The problem> Write out each line word for word. Drop pictures.

◇ ◇ ◇

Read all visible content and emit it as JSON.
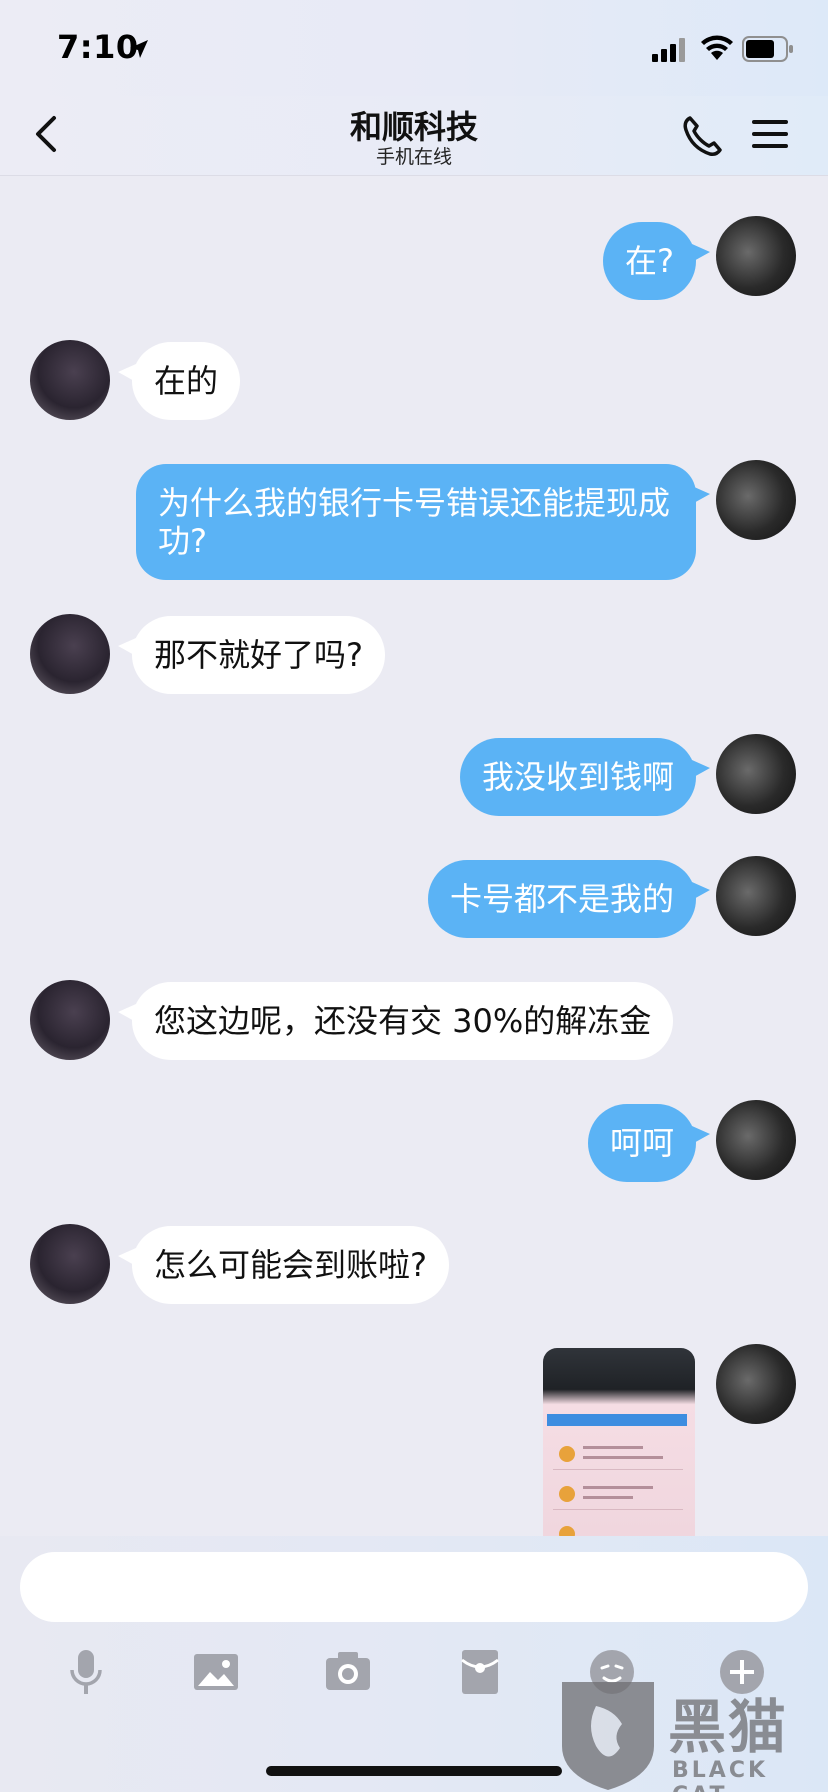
{
  "status_bar": {
    "time": "7:10"
  },
  "header": {
    "title": "和顺科技",
    "subtitle": "手机在线"
  },
  "messages": [
    {
      "side": "out",
      "text": "在?"
    },
    {
      "side": "in",
      "text": "在的"
    },
    {
      "side": "out",
      "text": "为什么我的银行卡号错误还能提现成功?"
    },
    {
      "side": "in",
      "text": "那不就好了吗?"
    },
    {
      "side": "out",
      "text": "我没收到钱啊"
    },
    {
      "side": "out",
      "text": "卡号都不是我的"
    },
    {
      "side": "in",
      "text": "您这边呢，还没有交 30%的解冻金"
    },
    {
      "side": "out",
      "text": "呵呵"
    },
    {
      "side": "in",
      "text": "怎么可能会到账啦?"
    },
    {
      "side": "out",
      "type": "image",
      "content": "photo of phone screen"
    }
  ],
  "input": {
    "placeholder": ""
  },
  "toolbar": {
    "icons": [
      "microphone-icon",
      "image-icon",
      "camera-icon",
      "red-packet-icon",
      "emoji-icon",
      "plus-icon"
    ]
  },
  "watermark": {
    "title": "黑猫",
    "subtitle": "BLACK CAT"
  },
  "colors": {
    "outgoing_bubble": "#5bb3f5",
    "incoming_bubble": "#ffffff",
    "background": "#ebebf3"
  }
}
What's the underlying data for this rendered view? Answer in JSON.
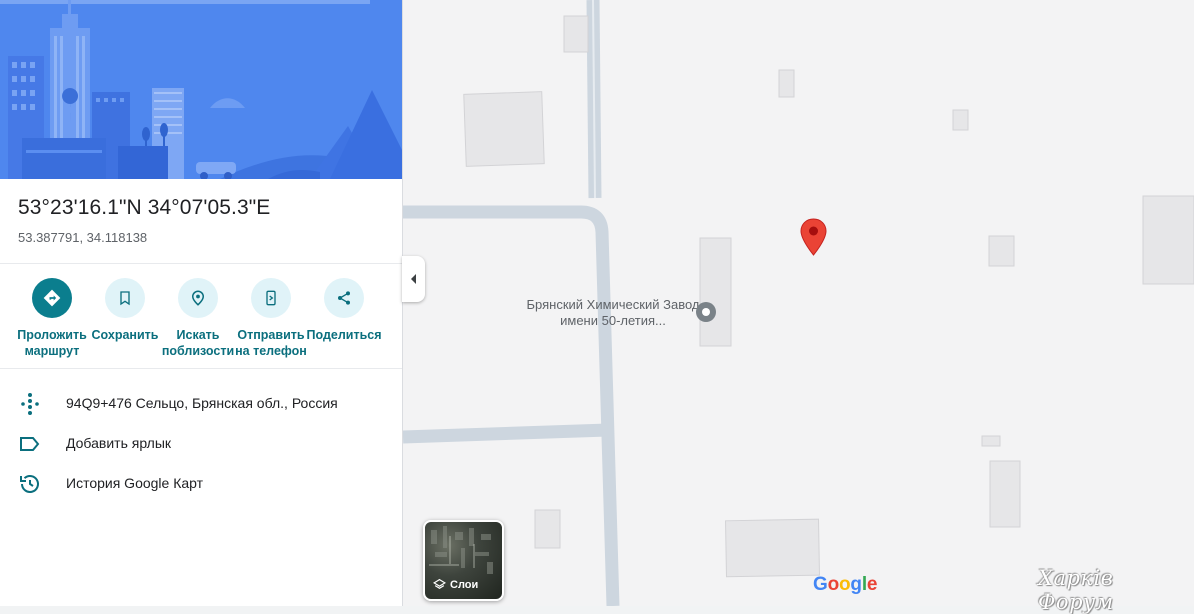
{
  "place": {
    "title": "53°23'16.1\"N 34°07'05.3\"E",
    "decimal": "53.387791, 34.118138"
  },
  "actions": [
    {
      "label": "Проложить\nмаршрут",
      "icon": "directions-icon"
    },
    {
      "label": "Сохранить",
      "icon": "bookmark-icon"
    },
    {
      "label": "Искать\nпоблизости",
      "icon": "nearby-icon"
    },
    {
      "label": "Отправить\nна телефон",
      "icon": "send-to-phone-icon"
    },
    {
      "label": "Поделиться",
      "icon": "share-icon"
    }
  ],
  "info": [
    {
      "text": "94Q9+476 Сельцо, Брянская обл., Россия",
      "icon": "plus-code-icon"
    },
    {
      "text": "Добавить ярлык",
      "icon": "label-icon"
    },
    {
      "text": "История Google Карт",
      "icon": "history-icon"
    }
  ],
  "map": {
    "poi_label": "Брянский Химический Завод имени 50-летия...",
    "layers_label": "Слои",
    "logo": "Google",
    "watermark": "Харків Форум"
  },
  "colors": {
    "accent": "#0b7e8e",
    "pin": "#ea4335",
    "hero": "#4a84ec"
  }
}
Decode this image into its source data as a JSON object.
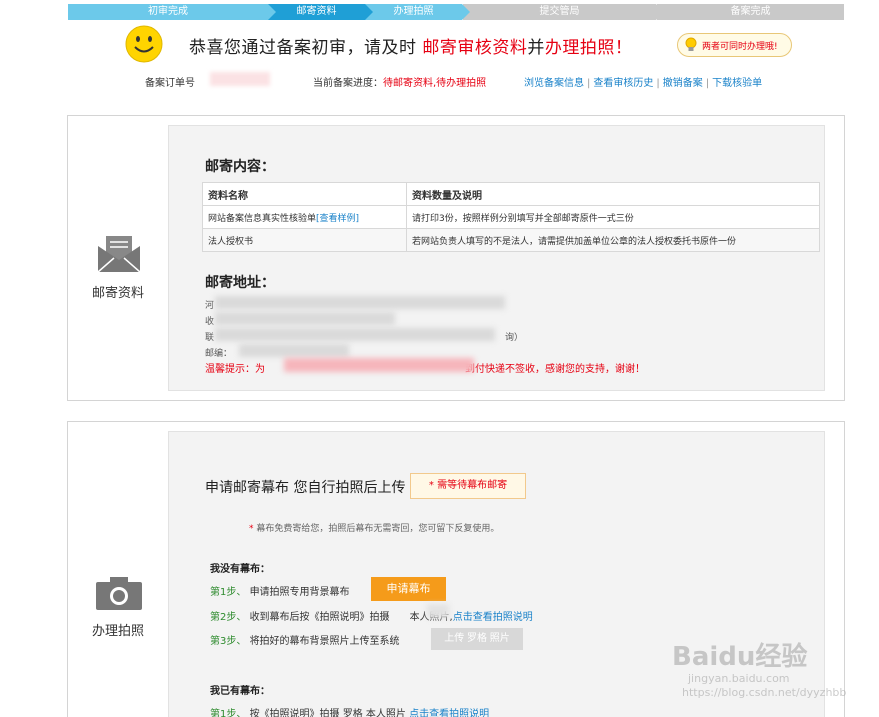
{
  "steps": [
    {
      "label": "初审完成",
      "state": "done"
    },
    {
      "label": "邮寄资料",
      "state": "cur"
    },
    {
      "label": "办理拍照",
      "state": "done"
    },
    {
      "label": "提交管局",
      "state": "todo"
    },
    {
      "label": "备案完成",
      "state": "todo"
    }
  ],
  "header": {
    "congrats_1": "恭喜您通过备案初审，请及时",
    "congrats_red1": "邮寄审核资料",
    "congrats_2": "并",
    "congrats_red2": "办理拍照！",
    "tip": "两者可同时办理哦!"
  },
  "info": {
    "order_label": "备案订单号",
    "progress_label": "当前备案进度：",
    "progress_value": "待邮寄资料,待办理拍照",
    "links": [
      "浏览备案信息",
      "查看审核历史",
      "撤销备案",
      "下载核验单"
    ]
  },
  "mail": {
    "side_label": "邮寄资料",
    "content_title": "邮寄内容：",
    "table_headers": [
      "资料名称",
      "资料数量及说明"
    ],
    "rows": [
      {
        "name": "网站备案信息真实性核验单",
        "link": "[查看样例]",
        "desc": "请打印3份，按照样例分别填写并全部邮寄原件一式三份"
      },
      {
        "name": "法人授权书",
        "link": "",
        "desc": "若网站负责人填写的不是法人，请需提供加盖单位公章的法人授权委托书原件一份"
      }
    ],
    "address_title": "邮寄地址：",
    "addr_lines": [
      "河",
      "收",
      "联",
      "邮编："
    ],
    "addr_suffix": "询）",
    "warm_prefix": "温馨提示：为",
    "warm_suffix": "到付快递不签收，感谢您的支持，谢谢！"
  },
  "photo": {
    "side_label": "办理拍照",
    "apply_title": "申请邮寄幕布 您自行拍照后上传",
    "wait_badge": "* 需等待幕布邮寄",
    "note_star": "*",
    "note": "幕布免费寄给您，拍照后幕布无需寄回，您可留下反复使用。",
    "no_curtain_title": "我没有幕布：",
    "step1_label": "第1步、",
    "step1_text": "申请拍照专用背景幕布",
    "apply_btn": "申请幕布",
    "step2_label": "第2步、",
    "step2_text": "收到幕布后按《拍照说明》拍摄",
    "step2_mid": "本人照片,",
    "step2_link": "点击查看拍照说明",
    "step3_label": "第3步、",
    "step3_text": "将拍好的幕布背景照片上传至系统",
    "upload_btn": "上传 罗格 照片",
    "have_curtain_title": "我已有幕布：",
    "step1b_label": "第1步、",
    "step1b_text": "按《拍照说明》拍摄 罗格 本人照片",
    "step1b_link": "点击查看拍照说明"
  },
  "watermark": {
    "logo": "Baidu经验",
    "url": "jingyan.baidu.com",
    "blog": "https://blog.csdn.net/dyyzhbb"
  }
}
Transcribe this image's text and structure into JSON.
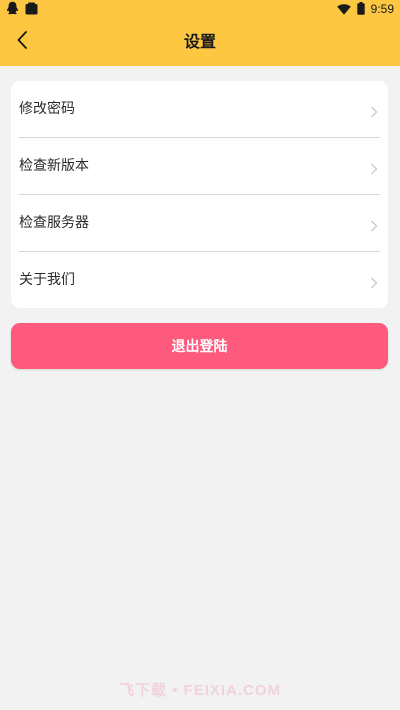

◇ ◇ ◇

Full response>
Read all visible content and emit it as JSON.
{
  "status_bar": {
    "time": "7:10"
  },
  "header": {
    "title": "和顺科技",
    "subtitle": "手机在线"
  },
  "messages": [
    {
      "side": "out",
      "text": "在?"
    },
    {
      "side": "in",
      "text": "在的"
    },
    {
      "side": "out",
      "text": "为什么我的银行卡号错误还能提现成功?"
    },
    {
      "side": "in",
      "text": "那不就好了吗?"
    },
    {
      "side": "out",
      "text": "我没收到钱啊"
    },
    {
      "side": "out",
      "text": "卡号都不是我的"
    },
    {
      "side": "in",
      "text": "您这边呢，还没有交 30%的解冻金"
    },
    {
      "side": "out",
      "text": "呵呵"
    },
    {
      "side": "in",
      "text": "怎么可能会到账啦?"
    },
    {
      "side": "out",
      "type": "image",
      "content": "photo of phone screen"
    }
  ],
  "input": {
    "placeholder": ""
  },
  "toolbar": {
    "icons": [
      "microphone-icon",
      "image-icon",
      "camera-icon",
      "red-packet-icon",
      "emoji-icon",
      "plus-icon"
    ]
  },
  "watermark": {
    "title": "黑猫",
    "subtitle": "BLACK CAT"
  },
  "colors": {
    "outgoing_bubble": "#5bb3f5",
    "incoming_bubble": "#ffffff",
    "background": "#ebebf3"
  }
}
What's the underlying data for this rendered view? Answer in JSON.
{
  "place": {
    "title": "53°23'16.1\"N 34°07'05.3\"E",
    "decimal": "53.387791, 34.118138"
  },
  "actions": [
    {
      "label": "Проложить\nмаршрут",
      "icon": "directions-icon"
    },
    {
      "label": "Сохранить",
      "icon": "bookmark-icon"
    },
    {
      "label": "Искать\nпоблизости",
      "icon": "nearby-icon"
    },
    {
      "label": "Отправить\nна телефон",
      "icon": "send-to-phone-icon"
    },
    {
      "label": "Поделиться",
      "icon": "share-icon"
    }
  ],
  "info": [
    {
      "text": "94Q9+476 Сельцо, Брянская обл., Россия",
      "icon": "plus-code-icon"
    },
    {
      "text": "Добавить ярлык",
      "icon": "label-icon"
    },
    {
      "text": "История Google Карт",
      "icon": "history-icon"
    }
  ],
  "map": {
    "poi_label": "Брянский Химический Завод имени 50-летия...",
    "layers_label": "Слои",
    "logo": "Google",
    "watermark": "Харків Форум"
  },
  "colors": {
    "accent": "#0b7e8e",
    "pin": "#ea4335",
    "hero": "#4a84ec"
  }
}
Decode this image into its source data as a JSON object.
{
  "steps": [
    {
      "label": "初审完成",
      "state": "done"
    },
    {
      "label": "邮寄资料",
      "state": "cur"
    },
    {
      "label": "办理拍照",
      "state": "done"
    },
    {
      "label": "提交管局",
      "state": "todo"
    },
    {
      "label": "备案完成",
      "state": "todo"
    }
  ],
  "header": {
    "congrats_1": "恭喜您通过备案初审，请及时",
    "congrats_red1": "邮寄审核资料",
    "congrats_2": "并",
    "congrats_red2": "办理拍照！",
    "tip": "两者可同时办理哦!"
  },
  "info": {
    "order_label": "备案订单号",
    "progress_label": "当前备案进度：",
    "progress_value": "待邮寄资料,待办理拍照",
    "links": [
      "浏览备案信息",
      "查看审核历史",
      "撤销备案",
      "下载核验单"
    ]
  },
  "mail": {
    "side_label": "邮寄资料",
    "content_title": "邮寄内容：",
    "table_headers": [
      "资料名称",
      "资料数量及说明"
    ],
    "rows": [
      {
        "name": "网站备案信息真实性核验单",
        "link": "[查看样例]",
        "desc": "请打印3份，按照样例分别填写并全部邮寄原件一式三份"
      },
      {
        "name": "法人授权书",
        "link": "",
        "desc": "若网站负责人填写的不是法人，请需提供加盖单位公章的法人授权委托书原件一份"
      }
    ],
    "address_title": "邮寄地址：",
    "addr_lines": [
      "河",
      "收",
      "联",
      "邮编："
    ],
    "addr_suffix": "询）",
    "warm_prefix": "温馨提示：为",
    "warm_suffix": "到付快递不签收，感谢您的支持，谢谢！"
  },
  "photo": {
    "side_label": "办理拍照",
    "apply_title": "申请邮寄幕布 您自行拍照后上传",
    "wait_badge": "* 需等待幕布邮寄",
    "note_star": "*",
    "note": "幕布免费寄给您，拍照后幕布无需寄回，您可留下反复使用。",
    "no_curtain_title": "我没有幕布：",
    "step1_label": "第1步、",
    "step1_text": "申请拍照专用背景幕布",
    "apply_btn": "申请幕布",
    "step2_label": "第2步、",
    "step2_text": "收到幕布后按《拍照说明》拍摄",
    "step2_mid": "本人照片,",
    "step2_link": "点击查看拍照说明",
    "step3_label": "第3步、",
    "step3_text": "将拍好的幕布背景照片上传至系统",
    "upload_btn": "上传 罗格 照片",
    "have_curtain_title": "我已有幕布：",
    "step1b_label": "第1步、",
    "step1b_text": "按《拍照说明》拍摄 罗格 本人照片",
    "step1b_link": "点击查看拍照说明"
  },
  "watermark": {
    "logo": "Baidu经验",
    "url": "jingyan.baidu.com",
    "blog": "https://blog.csdn.net/dyyzhbb"
  }
}
Transcribe this image's text and structure into JSON.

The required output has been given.